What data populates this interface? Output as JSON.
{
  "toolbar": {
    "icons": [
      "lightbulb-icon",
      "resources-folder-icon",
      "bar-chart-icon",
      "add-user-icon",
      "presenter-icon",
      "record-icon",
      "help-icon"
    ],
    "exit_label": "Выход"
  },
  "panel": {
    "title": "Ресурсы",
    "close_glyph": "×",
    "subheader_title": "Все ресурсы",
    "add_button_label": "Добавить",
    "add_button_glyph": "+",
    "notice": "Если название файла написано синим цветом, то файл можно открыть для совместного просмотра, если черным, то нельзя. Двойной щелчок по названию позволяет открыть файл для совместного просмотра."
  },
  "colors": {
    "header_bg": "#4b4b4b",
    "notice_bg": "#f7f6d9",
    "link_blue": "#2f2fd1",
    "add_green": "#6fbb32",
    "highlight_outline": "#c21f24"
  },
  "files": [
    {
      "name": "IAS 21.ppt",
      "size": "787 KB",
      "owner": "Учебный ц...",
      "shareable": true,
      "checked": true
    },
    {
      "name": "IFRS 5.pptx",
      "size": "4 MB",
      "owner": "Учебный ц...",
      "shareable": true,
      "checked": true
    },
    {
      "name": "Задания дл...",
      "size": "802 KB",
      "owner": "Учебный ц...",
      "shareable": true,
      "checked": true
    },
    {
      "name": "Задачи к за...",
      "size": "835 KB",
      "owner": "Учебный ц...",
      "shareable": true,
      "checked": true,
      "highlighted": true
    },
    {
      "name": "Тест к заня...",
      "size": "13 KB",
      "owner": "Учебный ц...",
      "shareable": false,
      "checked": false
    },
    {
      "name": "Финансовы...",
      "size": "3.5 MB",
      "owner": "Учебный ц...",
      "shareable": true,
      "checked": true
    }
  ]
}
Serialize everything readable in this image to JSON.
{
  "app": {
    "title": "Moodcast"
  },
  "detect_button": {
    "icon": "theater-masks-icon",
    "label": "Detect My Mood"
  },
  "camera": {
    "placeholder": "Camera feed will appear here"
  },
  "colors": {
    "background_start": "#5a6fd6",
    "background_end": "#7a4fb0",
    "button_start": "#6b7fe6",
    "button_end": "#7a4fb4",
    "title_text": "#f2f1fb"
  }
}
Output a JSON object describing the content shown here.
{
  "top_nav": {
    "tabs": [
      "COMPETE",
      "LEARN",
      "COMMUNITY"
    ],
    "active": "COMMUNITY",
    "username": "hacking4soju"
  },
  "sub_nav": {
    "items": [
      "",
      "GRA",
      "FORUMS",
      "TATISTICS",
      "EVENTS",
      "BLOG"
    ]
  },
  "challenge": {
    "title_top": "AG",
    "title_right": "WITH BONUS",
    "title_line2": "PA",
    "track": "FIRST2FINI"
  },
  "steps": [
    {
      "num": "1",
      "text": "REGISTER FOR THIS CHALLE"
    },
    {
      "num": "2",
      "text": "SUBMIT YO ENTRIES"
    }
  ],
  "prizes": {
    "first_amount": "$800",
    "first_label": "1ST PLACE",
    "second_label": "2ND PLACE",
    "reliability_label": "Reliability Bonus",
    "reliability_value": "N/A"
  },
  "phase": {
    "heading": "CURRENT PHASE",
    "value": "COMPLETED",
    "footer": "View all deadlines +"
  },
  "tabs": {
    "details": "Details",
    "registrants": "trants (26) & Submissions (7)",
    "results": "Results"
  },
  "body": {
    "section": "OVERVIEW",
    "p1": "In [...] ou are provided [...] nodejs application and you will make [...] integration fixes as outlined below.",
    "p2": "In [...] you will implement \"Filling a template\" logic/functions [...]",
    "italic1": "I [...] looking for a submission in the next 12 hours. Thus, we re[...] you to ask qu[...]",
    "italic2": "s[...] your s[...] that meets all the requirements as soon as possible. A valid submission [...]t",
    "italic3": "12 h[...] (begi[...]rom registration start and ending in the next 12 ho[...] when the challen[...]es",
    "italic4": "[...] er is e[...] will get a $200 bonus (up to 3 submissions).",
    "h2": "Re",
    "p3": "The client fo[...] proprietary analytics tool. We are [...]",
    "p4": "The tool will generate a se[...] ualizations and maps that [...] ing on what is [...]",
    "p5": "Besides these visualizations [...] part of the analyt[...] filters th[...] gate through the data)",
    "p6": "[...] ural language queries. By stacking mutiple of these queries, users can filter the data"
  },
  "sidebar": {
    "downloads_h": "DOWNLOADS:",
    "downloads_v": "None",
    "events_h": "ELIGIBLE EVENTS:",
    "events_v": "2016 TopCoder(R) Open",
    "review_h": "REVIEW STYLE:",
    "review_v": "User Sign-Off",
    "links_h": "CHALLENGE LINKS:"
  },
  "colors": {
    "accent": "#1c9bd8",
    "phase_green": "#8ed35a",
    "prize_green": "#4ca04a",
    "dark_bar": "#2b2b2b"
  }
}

▶ **Task directions**
Provide only the number of lines in the entries that hold the word "size".

▶ **Written response**
6